Given instruction:
Leave out the pictures and return every entry exactly as it appears.
## start
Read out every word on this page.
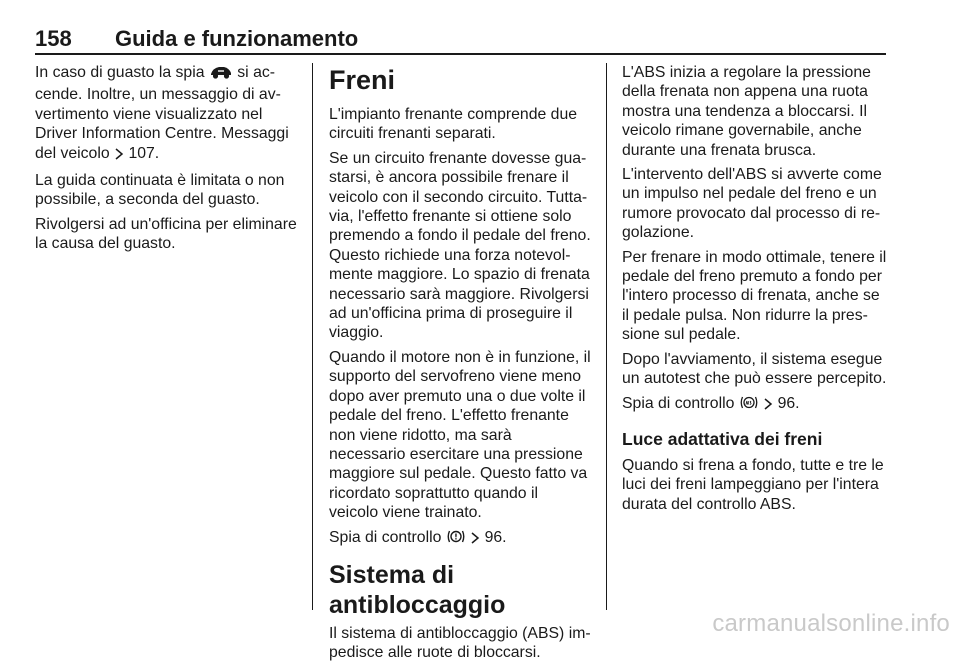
158 Guida e funzionamento

In caso di guasto la spia si ac-cende. Inoltre, un messaggio di av-vertimento viene visualizzato nel Driver Information Centre. Messaggi del veicolo 107.

La guida continuata è limitata o non possibile, a seconda del guasto.

Rivolgersi ad un'officina per eliminare la causa del guasto.

Freni

L'impianto frenante comprende due circuiti frenanti separati.

Se un circuito frenante dovesse gua-starsi, è ancora possibile frenare il veicolo con il secondo circuito. Tutta-via, l'effetto frenante si ottiene solo premendo a fondo il pedale del freno. Questo richiede una forza notevol-mente maggiore. Lo spazio di frenata necessario sarà maggiore. Rivolgersi ad un'officina prima di proseguire il viaggio.

Quando il motore non è in funzione, il supporto del servofreno viene meno dopo aver premuto una o due volte il pedale del freno. L'effetto frenante non viene ridotto, ma sarà necessario esercitare una pressione maggiore sul pedale. Questo fatto va ricordato soprattutto quando il veicolo viene trainato.

Spia di controllo ! 96.

Sistema di antibloccaggio

Il sistema di antibloccaggio (ABS) im-pedisce alle ruote di bloccarsi.

L'ABS inizia a regolare la pressione della frenata non appena una ruota mostra una tendenza a bloccarsi. Il veicolo rimane governabile, anche durante una frenata brusca.

L'intervento dell'ABS si avverte come un impulso nel pedale del freno e un rumore provocato dal processo di re-golazione.

Per frenare in modo ottimale, tenere il pedale del freno premuto a fondo per l'intero processo di frenata, anche se il pedale pulsa. Non ridurre la pres-sione sul pedale.

Dopo l'avviamento, il sistema esegue un autotest che può essere percepito.

Spia di controllo	96.

Luce adattativa dei freni

Quando si frena a fondo, tutte e tre le luci dei freni lampeggiano per l'intera durata del controllo ABS.

carmanualsonline.info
## end
The output:
Read out every word on this page.
158 Guida e funzionamento

In caso di guasto la spia si ac-cende. Inoltre, un messaggio di av-vertimento viene visualizzato nel Driver Information Centre. Messaggi del veicolo 107.

La guida continuata è limitata o non possibile, a seconda del guasto.

Rivolgersi ad un'officina per eliminare la causa del guasto.

Freni

L'impianto frenante comprende due circuiti frenanti separati.

Se un circuito frenante dovesse gua-starsi, è ancora possibile frenare il veicolo con il secondo circuito. Tutta-via, l'effetto frenante si ottiene solo premendo a fondo il pedale del freno. Questo richiede una forza notevol-mente maggiore. Lo spazio di frenata necessario sarà maggiore. Rivolgersi ad un'officina prima di proseguire il viaggio.

Quando il motore non è in funzione, il supporto del servofreno viene meno dopo aver premuto una o due volte il pedale del freno. L'effetto frenante non viene ridotto, ma sarà necessario esercitare una pressione maggiore sul pedale. Questo fatto va ricordato soprattutto quando il veicolo viene trainato.

Spia di controllo ! 96.

Sistema di antibloccaggio

Il sistema di antibloccaggio (ABS) im-pedisce alle ruote di bloccarsi.

L'ABS inizia a regolare la pressione della frenata non appena una ruota mostra una tendenza a bloccarsi. Il veicolo rimane governabile, anche durante una frenata brusca.

L'intervento dell'ABS si avverte come un impulso nel pedale del freno e un rumore provocato dal processo di re-golazione.

Per frenare in modo ottimale, tenere il pedale del freno premuto a fondo per l'intero processo di frenata, anche se il pedale pulsa. Non ridurre la pres-sione sul pedale.

Dopo l'avviamento, il sistema esegue un autotest che può essere percepito.

Spia di controllo	96.

Luce adattativa dei freni

Quando si frena a fondo, tutte e tre le luci dei freni lampeggiano per l'intera durata del controllo ABS.

carmanualsonline.info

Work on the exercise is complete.